• What is required:
An exact copy of every entry is needed, with no images.
------------------------------------------------
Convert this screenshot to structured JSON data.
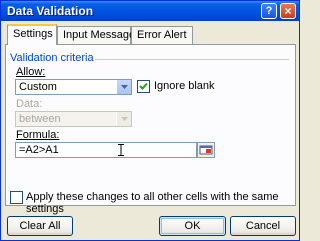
{
  "window": {
    "title": "Data Validation",
    "help_button": "?",
    "close_button": "×"
  },
  "tabs": [
    {
      "label": "Settings",
      "active": true
    },
    {
      "label": "Input Message",
      "active": false
    },
    {
      "label": "Error Alert",
      "active": false
    }
  ],
  "criteria": {
    "section_title": "Validation criteria",
    "allow_label": "Allow:",
    "allow_value": "Custom",
    "ignore_blank_label": "Ignore blank",
    "ignore_blank_checked": true,
    "data_label": "Data:",
    "data_value": "between",
    "formula_label": "Formula:",
    "formula_value": "=A2>A1"
  },
  "apply_label": "Apply these changes to all other cells with the same settings",
  "buttons": {
    "clear_all": "Clear All",
    "ok": "OK",
    "cancel": "Cancel"
  },
  "colors": {
    "titlebar": "#0054e3",
    "section_title": "#0046d5",
    "active_tab_highlight": "#ffc83c"
  }
}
------------------------------------------------
• Exercise response:
Convert this screenshot to structured JSON data.
{
  "window": {
    "title": "Data Validation",
    "help_button": "?",
    "close_button": "×"
  },
  "tabs": [
    {
      "label": "Settings",
      "active": true
    },
    {
      "label": "Input Message",
      "active": false
    },
    {
      "label": "Error Alert",
      "active": false
    }
  ],
  "criteria": {
    "section_title": "Validation criteria",
    "allow_label": "Allow:",
    "allow_value": "Custom",
    "ignore_blank_label": "Ignore blank",
    "ignore_blank_checked": true,
    "data_label": "Data:",
    "data_value": "between",
    "formula_label": "Formula:",
    "formula_value": "=A2>A1"
  },
  "apply_label": "Apply these changes to all other cells with the same settings",
  "buttons": {
    "clear_all": "Clear All",
    "ok": "OK",
    "cancel": "Cancel"
  },
  "colors": {
    "titlebar": "#0054e3",
    "section_title": "#0046d5",
    "active_tab_highlight": "#ffc83c"
  }
}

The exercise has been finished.